* **GOAL**:
In the entries that follow, how many lines contain "partner"? Answer with the number only.
════════════════════
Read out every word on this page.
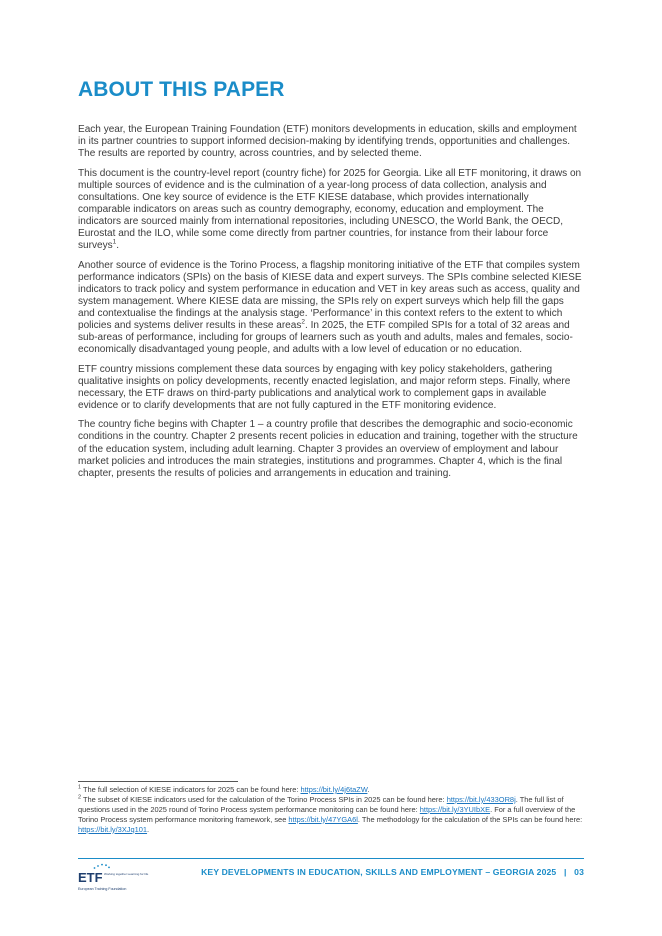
ABOUT THIS PAPER

Each year, the European Training Foundation (ETF) monitors developments in education, skills and employment in its partner countries to support informed decision-making by identifying trends, opportunities and challenges. The results are reported by country, across countries, and by selected theme.

This document is the country-level report (country fiche) for 2025 for Georgia. Like all ETF monitoring, it draws on multiple sources of evidence and is the culmination of a year-long process of data collection, analysis and consultations. One key source of evidence is the ETF KIESE database, which provides internationally comparable indicators on areas such as country demography, economy, education and employment. The indicators are sourced mainly from international repositories, including UNESCO, the World Bank, the OECD, Eurostat and the ILO, while some come directly from partner countries, for instance from their labour force surveys$^1$.

Another source of evidence is the Torino Process, a flagship monitoring initiative of the ETF that compiles system performance indicators (SPIs) on the basis of KIESE data and expert surveys. The SPIs combine selected KIESE indicators to track policy and system performance in education and VET in key areas such as access, quality and system management. Where KIESE data are missing, the SPIs rely on expert surveys which help fill the gaps and contextualise the findings at the analysis stage. ‘Performance’ in this context refers to the extent to which policies and systems deliver results in these areas$^2$. In 2025, the ETF compiled SPIs for a total of 32 areas and sub-areas of performance, including for groups of learners such as youth and adults, males and females, socio-economically disadvantaged young people, and adults with a low level of education or no education.

ETF country missions complement these data sources by engaging with key policy stakeholders, gathering qualitative insights on policy developments, recently enacted legislation, and major reform steps. Finally, where necessary, the ETF draws on third-party publications and analytical work to complement gaps in available evidence or to clarify developments that are not fully captured in the ETF monitoring evidence.

The country fiche begins with Chapter 1 – a country profile that describes the demographic and socio-economic conditions in the country. Chapter 2 presents recent policies in education and training, together with the structure of the education system, including adult learning. Chapter 3 provides an overview of employment and labour market policies and introduces the main strategies, institutions and programmes. Chapter 4, which is the final chapter, presents the results of policies and arrangements in education and training.

$^1$ The full selection of KIESE indicators for 2025 can be found here: https://bit.ly/4j6taZW.
$^2$ The subset of KIESE indicators used for the calculation of the Torino Process SPIs in 2025 can be found here: https://bit.ly/433OR8j. The full list of questions used in the 2025 round of Torino Process system performance monitoring can be found here: https://bit.ly/3YUIbXE. For a full overview of the Torino Process system performance monitoring framework, see https://bit.ly/47YGA6l. The methodology for the calculation of the SPIs can be found here: https://bit.ly/3XJq101.
ETF Working together Learning for life
European Training Foundation
KEY DEVELOPMENTS IN EDUCATION, SKILLS AND EMPLOYMENT – GEORGIA 2025   |   03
════════════════════
* **RESPONSE TO THE TASK**:
2